┌──
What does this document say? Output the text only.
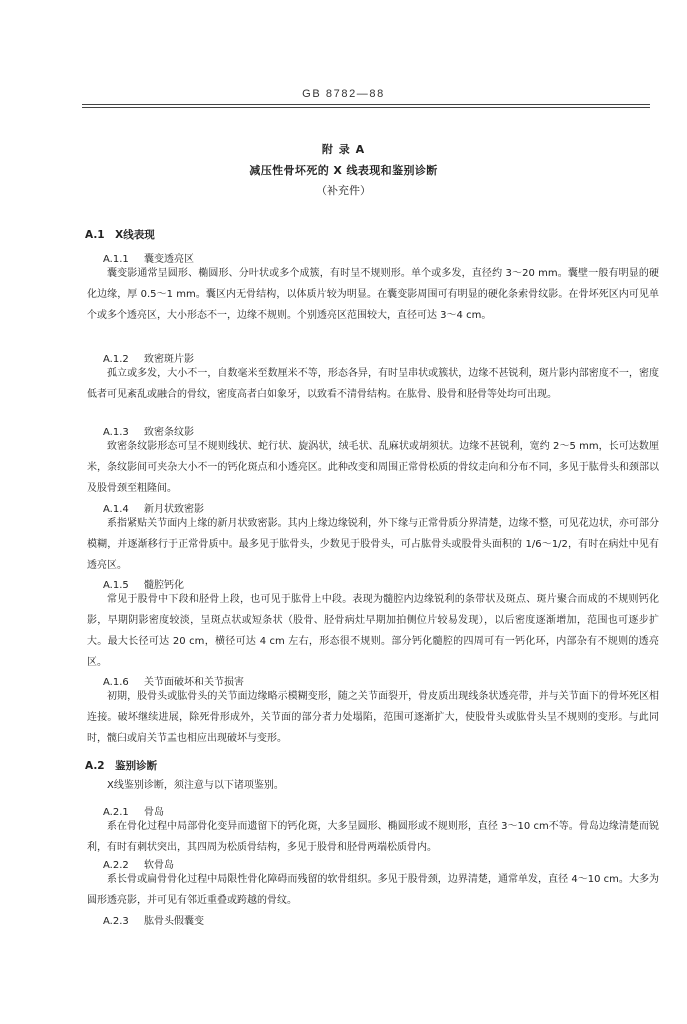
GB 8782—88
附 录 A
减压性骨坏死的 X 线表现和鉴别诊断
（补充件）
A.1　X线表现
A.1.1 囊变透亮区

囊变影通常呈圆形、椭圆形、分叶状或多个成簇，有时呈不规则形。单个或多发，直径约 3～20 mm。囊壁一般有明显的硬化边缘，厚 0.5～1 mm。囊区内无骨结构，以体质片较为明显。在囊变影周围可有明显的硬化条索骨纹影。在骨坏死区内可见单个或多个透亮区，大小形态不一，边缘不规则。个别透亮区范围较大，直径可达 3～4 cm。

A.1.2 致密斑片影

孤立或多发，大小不一，自数毫米至数厘米不等，形态各异，有时呈串状或簇状，边缘不甚锐利，斑片影内部密度不一，密度低者可见紊乱或融合的骨纹，密度高者白如象牙，以致看不清骨结构。在肱骨、股骨和胫骨等处均可出现。

A.1.3 致密条纹影

致密条纹影形态可呈不规则线状、蛇行状、旋涡状，绒毛状、乱麻状或胡须状。边缘不甚锐利，宽约 2～5 mm，长可达数厘米，条纹影间可夹杂大小不一的钙化斑点和小透亮区。此种改变和周围正常骨松质的骨纹走向和分布不同，多见于肱骨头和颈部以及股骨颈至粗隆间。

A.1.4 新月状致密影

系指紧贴关节面内上缘的新月状致密影。其内上缘边缘锐利，外下缘与正常骨质分界清楚，边缘不整，可见花边状，亦可部分模糊，并逐渐移行于正常骨质中。最多见于肱骨头，少数见于股骨头，可占肱骨头或股骨头面积的 1/6～1/2，有时在病灶中见有透亮区。

A.1.5 髓腔钙化

常见于股骨中下段和胫骨上段，也可见于肱骨上中段。表现为髓腔内边缘锐利的条带状及斑点、斑片聚合而成的不规则钙化影，早期阴影密度较淡，呈斑点状或短条状（股骨、胫骨病灶早期加拍侧位片较易发现），以后密度逐渐增加，范围也可逐步扩大。最大长径可达 20 cm，横径可达 4 cm 左右，形态很不规则。部分钙化髓腔的四周可有一钙化环，内部杂有不规则的透亮区。

A.1.6 关节面破坏和关节损害

初期，股骨头或肱骨头的关节面边缘略示模糊变形，随之关节面裂开，骨皮质出现线条状透亮带，并与关节面下的骨坏死区相连接。破坏继续进展，除死骨形成外，关节面的部分者力处塌陷，范围可逐渐扩大，使股骨头或肱骨头呈不规则的变形。与此同时，髋臼或肩关节盂也相应出现破坏与变形。

A.2　鉴别诊断

X线鉴别诊断，须注意与以下诸项鉴别。

A.2.1 骨岛

系在骨化过程中局部骨化变异而遗留下的钙化斑，大多呈圆形、椭圆形或不规则形，直径 3～10 cm不等。骨岛边缘清楚而锐利，有时有刺状突出，其四周为松质骨结构，多见于股骨和胫骨两端松质骨内。

A.2.2 软骨岛

系长骨或扁骨骨化过程中局限性骨化障碍而残留的软骨组织。多见于股骨颈，边界清楚，通常单发，直径 4～10 cm。大多为圆形透亮影，并可见有邻近重叠或跨越的骨纹。

A.2.3 肱骨头假囊变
└──
Repeat each record exactly, with the pictures left out.

Finished exercise
What does this document say? Output the text only.
GB 8782—88
附 录 A
减压性骨坏死的 X 线表现和鉴别诊断
（补充件）
A.1　X线表现
A.1.1 囊变透亮区

囊变影通常呈圆形、椭圆形、分叶状或多个成簇，有时呈不规则形。单个或多发，直径约 3～20 mm。囊壁一般有明显的硬化边缘，厚 0.5～1 mm。囊区内无骨结构，以体质片较为明显。在囊变影周围可有明显的硬化条索骨纹影。在骨坏死区内可见单个或多个透亮区，大小形态不一，边缘不规则。个别透亮区范围较大，直径可达 3～4 cm。

A.1.2 致密斑片影

孤立或多发，大小不一，自数毫米至数厘米不等，形态各异，有时呈串状或簇状，边缘不甚锐利，斑片影内部密度不一，密度低者可见紊乱或融合的骨纹，密度高者白如象牙，以致看不清骨结构。在肱骨、股骨和胫骨等处均可出现。

A.1.3 致密条纹影

致密条纹影形态可呈不规则线状、蛇行状、旋涡状，绒毛状、乱麻状或胡须状。边缘不甚锐利，宽约 2～5 mm，长可达数厘米，条纹影间可夹杂大小不一的钙化斑点和小透亮区。此种改变和周围正常骨松质的骨纹走向和分布不同，多见于肱骨头和颈部以及股骨颈至粗隆间。

A.1.4 新月状致密影

系指紧贴关节面内上缘的新月状致密影。其内上缘边缘锐利，外下缘与正常骨质分界清楚，边缘不整，可见花边状，亦可部分模糊，并逐渐移行于正常骨质中。最多见于肱骨头，少数见于股骨头，可占肱骨头或股骨头面积的 1/6～1/2，有时在病灶中见有透亮区。

A.1.5 髓腔钙化

常见于股骨中下段和胫骨上段，也可见于肱骨上中段。表现为髓腔内边缘锐利的条带状及斑点、斑片聚合而成的不规则钙化影，早期阴影密度较淡，呈斑点状或短条状（股骨、胫骨病灶早期加拍侧位片较易发现），以后密度逐渐增加，范围也可逐步扩大。最大长径可达 20 cm，横径可达 4 cm 左右，形态很不规则。部分钙化髓腔的四周可有一钙化环，内部杂有不规则的透亮区。

A.1.6 关节面破坏和关节损害

初期，股骨头或肱骨头的关节面边缘略示模糊变形，随之关节面裂开，骨皮质出现线条状透亮带，并与关节面下的骨坏死区相连接。破坏继续进展，除死骨形成外，关节面的部分者力处塌陷，范围可逐渐扩大，使股骨头或肱骨头呈不规则的变形。与此同时，髋臼或肩关节盂也相应出现破坏与变形。

A.2　鉴别诊断

X线鉴别诊断，须注意与以下诸项鉴别。

A.2.1 骨岛

系在骨化过程中局部骨化变异而遗留下的钙化斑，大多呈圆形、椭圆形或不规则形，直径 3～10 cm不等。骨岛边缘清楚而锐利，有时有刺状突出，其四周为松质骨结构，多见于股骨和胫骨两端松质骨内。

A.2.2 软骨岛

系长骨或扁骨骨化过程中局限性骨化障碍而残留的软骨组织。多见于股骨颈，边界清楚，通常单发，直径 4～10 cm。大多为圆形透亮影，并可见有邻近重叠或跨越的骨纹。

A.2.3 肱骨头假囊变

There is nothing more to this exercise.